## BEGIN Records for processing

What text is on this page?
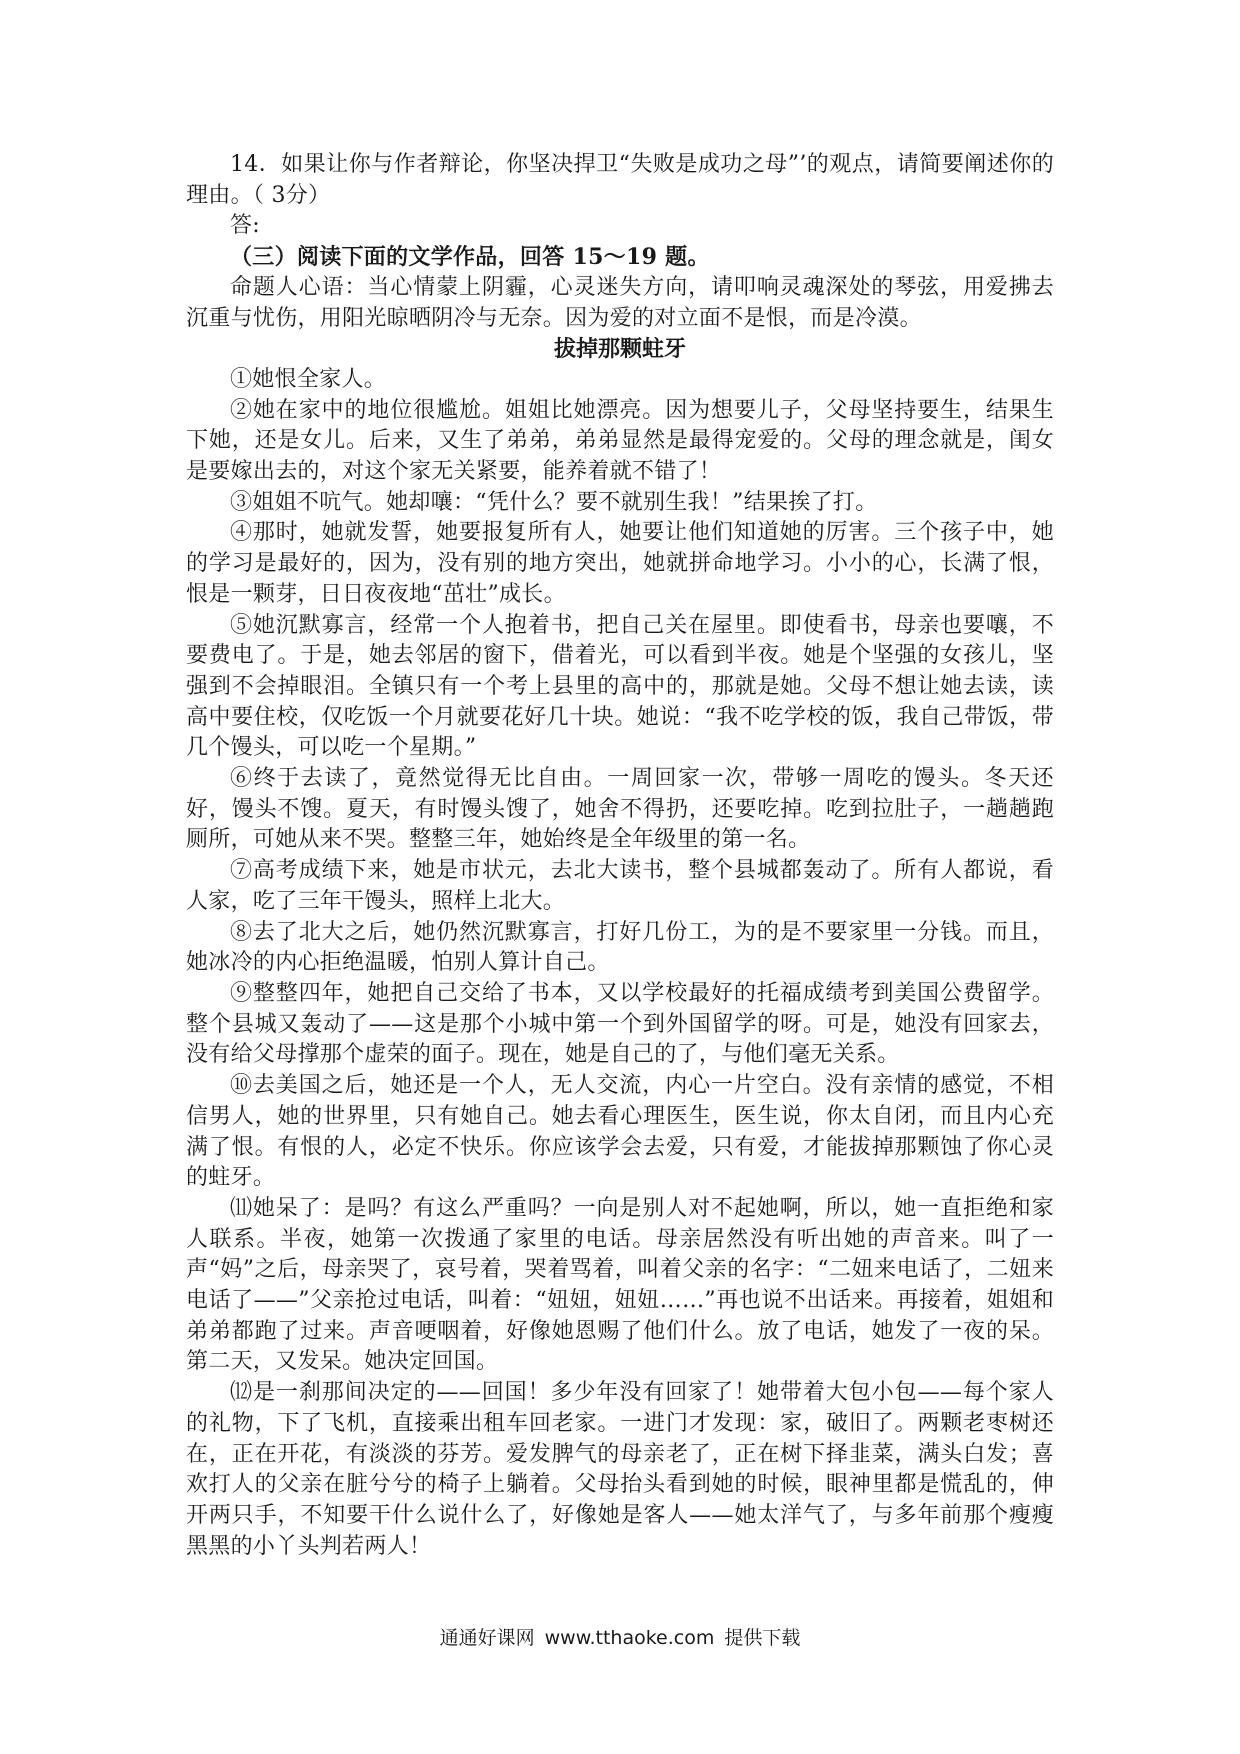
14．如果让你与作者辩论，你坚决捍卫“失败是成功之母”’的观点，请简要阐述你的理由。（ 3分）

答:

（三）阅读下面的文学作品，回答 15～19 题。

命题人心语：当心情蒙上阴霾，心灵迷失方向，请叩响灵魂深处的琴弦，用爱拂去沉重与忧伤，用阳光晾晒阴冷与无奈。因为爱的对立面不是恨，而是冷漠。

拔掉那颗蛀牙

①她恨全家人。

②她在家中的地位很尴尬。姐姐比她漂亮。因为想要儿子，父母坚持要生，结果生下她，还是女儿。后来，又生了弟弟，弟弟显然是最得宠爱的。父母的理念就是，闺女是要嫁出去的，对这个家无关紧要，能养着就不错了！

③姐姐不吭气。她却嚷：“凭什么？要不就别生我！”结果挨了打。

④那时，她就发誓，她要报复所有人，她要让他们知道她的厉害。三个孩子中，她的学习是最好的，因为，没有别的地方突出，她就拼命地学习。小小的心，长满了恨，恨是一颗芽，日日夜夜地“茁壮”成长。

⑤她沉默寡言，经常一个人抱着书，把自己关在屋里。即使看书，母亲也要嚷，不要费电了。于是，她去邻居的窗下，借着光，可以看到半夜。她是个坚强的女孩儿，坚强到不会掉眼泪。全镇只有一个考上县里的高中的，那就是她。父母不想让她去读，读高中要住校，仅吃饭一个月就要花好几十块。她说：“我不吃学校的饭，我自己带饭，带几个馒头，可以吃一个星期。”

⑥终于去读了，竟然觉得无比自由。一周回家一次，带够一周吃的馒头。冬天还好，馒头不馊。夏天，有时馒头馊了，她舍不得扔，还要吃掉。吃到拉肚子，一趟趟跑厕所，可她从来不哭。整整三年，她始终是全年级里的第一名。

⑦高考成绩下来，她是市状元，去北大读书，整个县城都轰动了。所有人都说，看人家，吃了三年干馒头，照样上北大。

⑧去了北大之后，她仍然沉默寡言，打好几份工，为的是不要家里一分钱。而且，她冰冷的内心拒绝温暖，怕别人算计自己。

⑨整整四年，她把自己交给了书本，又以学校最好的托福成绩考到美国公费留学。整个县城又轰动了——这是那个小城中第一个到外国留学的呀。可是，她没有回家去，没有给父母撑那个虚荣的面子。现在，她是自己的了，与他们毫无关系。

⑩去美国之后，她还是一个人，无人交流，内心一片空白。没有亲情的感觉，不相信男人，她的世界里，只有她自己。她去看心理医生，医生说，你太自闭，而且内心充满了恨。有恨的人，必定不快乐。你应该学会去爱，只有爱，才能拔掉那颗蚀了你心灵的蛀牙。

⑾她呆了：是吗？有这么严重吗？一向是别人对不起她啊，所以，她一直拒绝和家人联系。半夜，她第一次拨通了家里的电话。母亲居然没有听出她的声音来。叫了一声“妈”之后，母亲哭了，哀号着，哭着骂着，叫着父亲的名字：“二妞来电话了，二妞来电话了——”父亲抢过电话，叫着：“妞妞，妞妞……”再也说不出话来。再接着，姐姐和弟弟都跑了过来。声音哽咽着，好像她恩赐了他们什么。放了电话，她发了一夜的呆。第二天，又发呆。她决定回国。

⑿是一刹那间决定的——回国！多少年没有回家了！她带着大包小包——每个家人的礼物，下了飞机，直接乘出租车回老家。一进门才发现：家，破旧了。两颗老枣树还在，正在开花，有淡淡的芬芳。爱发脾气的母亲老了，正在树下择韭菜，满头白发；喜欢打人的父亲在脏兮兮的椅子上躺着。父母抬头看到她的时候，眼神里都是慌乱的，伸开两只手，不知要干什么说什么了，好像她是客人——她太洋气了，与多年前那个瘦瘦黑黑的小丫头判若两人！

通通好课网 www.tthaoke.com 提供下载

## END Records for processing

Given instruction: Give back all entries exactly. No pictures belong in the copy.

Worked solution:
What text is on this page?
14．如果让你与作者辩论，你坚决捍卫“失败是成功之母”’的观点，请简要阐述你的理由。（ 3分）

答:

（三）阅读下面的文学作品，回答 15～19 题。

命题人心语：当心情蒙上阴霾，心灵迷失方向，请叩响灵魂深处的琴弦，用爱拂去沉重与忧伤，用阳光晾晒阴冷与无奈。因为爱的对立面不是恨，而是冷漠。

拔掉那颗蛀牙

①她恨全家人。

②她在家中的地位很尴尬。姐姐比她漂亮。因为想要儿子，父母坚持要生，结果生下她，还是女儿。后来，又生了弟弟，弟弟显然是最得宠爱的。父母的理念就是，闺女是要嫁出去的，对这个家无关紧要，能养着就不错了！

③姐姐不吭气。她却嚷：“凭什么？要不就别生我！”结果挨了打。

④那时，她就发誓，她要报复所有人，她要让他们知道她的厉害。三个孩子中，她的学习是最好的，因为，没有别的地方突出，她就拼命地学习。小小的心，长满了恨，恨是一颗芽，日日夜夜地“茁壮”成长。

⑤她沉默寡言，经常一个人抱着书，把自己关在屋里。即使看书，母亲也要嚷，不要费电了。于是，她去邻居的窗下，借着光，可以看到半夜。她是个坚强的女孩儿，坚强到不会掉眼泪。全镇只有一个考上县里的高中的，那就是她。父母不想让她去读，读高中要住校，仅吃饭一个月就要花好几十块。她说：“我不吃学校的饭，我自己带饭，带几个馒头，可以吃一个星期。”

⑥终于去读了，竟然觉得无比自由。一周回家一次，带够一周吃的馒头。冬天还好，馒头不馊。夏天，有时馒头馊了，她舍不得扔，还要吃掉。吃到拉肚子，一趟趟跑厕所，可她从来不哭。整整三年，她始终是全年级里的第一名。

⑦高考成绩下来，她是市状元，去北大读书，整个县城都轰动了。所有人都说，看人家，吃了三年干馒头，照样上北大。

⑧去了北大之后，她仍然沉默寡言，打好几份工，为的是不要家里一分钱。而且，她冰冷的内心拒绝温暖，怕别人算计自己。

⑨整整四年，她把自己交给了书本，又以学校最好的托福成绩考到美国公费留学。整个县城又轰动了——这是那个小城中第一个到外国留学的呀。可是，她没有回家去，没有给父母撑那个虚荣的面子。现在，她是自己的了，与他们毫无关系。

⑩去美国之后，她还是一个人，无人交流，内心一片空白。没有亲情的感觉，不相信男人，她的世界里，只有她自己。她去看心理医生，医生说，你太自闭，而且内心充满了恨。有恨的人，必定不快乐。你应该学会去爱，只有爱，才能拔掉那颗蚀了你心灵的蛀牙。

⑾她呆了：是吗？有这么严重吗？一向是别人对不起她啊，所以，她一直拒绝和家人联系。半夜，她第一次拨通了家里的电话。母亲居然没有听出她的声音来。叫了一声“妈”之后，母亲哭了，哀号着，哭着骂着，叫着父亲的名字：“二妞来电话了，二妞来电话了——”父亲抢过电话，叫着：“妞妞，妞妞……”再也说不出话来。再接着，姐姐和弟弟都跑了过来。声音哽咽着，好像她恩赐了他们什么。放了电话，她发了一夜的呆。第二天，又发呆。她决定回国。

⑿是一刹那间决定的——回国！多少年没有回家了！她带着大包小包——每个家人的礼物，下了飞机，直接乘出租车回老家。一进门才发现：家，破旧了。两颗老枣树还在，正在开花，有淡淡的芬芳。爱发脾气的母亲老了，正在树下择韭菜，满头白发；喜欢打人的父亲在脏兮兮的椅子上躺着。父母抬头看到她的时候，眼神里都是慌乱的，伸开两只手，不知要干什么说什么了，好像她是客人——她太洋气了，与多年前那个瘦瘦黑黑的小丫头判若两人！

通通好课网 www.tthaoke.com 提供下载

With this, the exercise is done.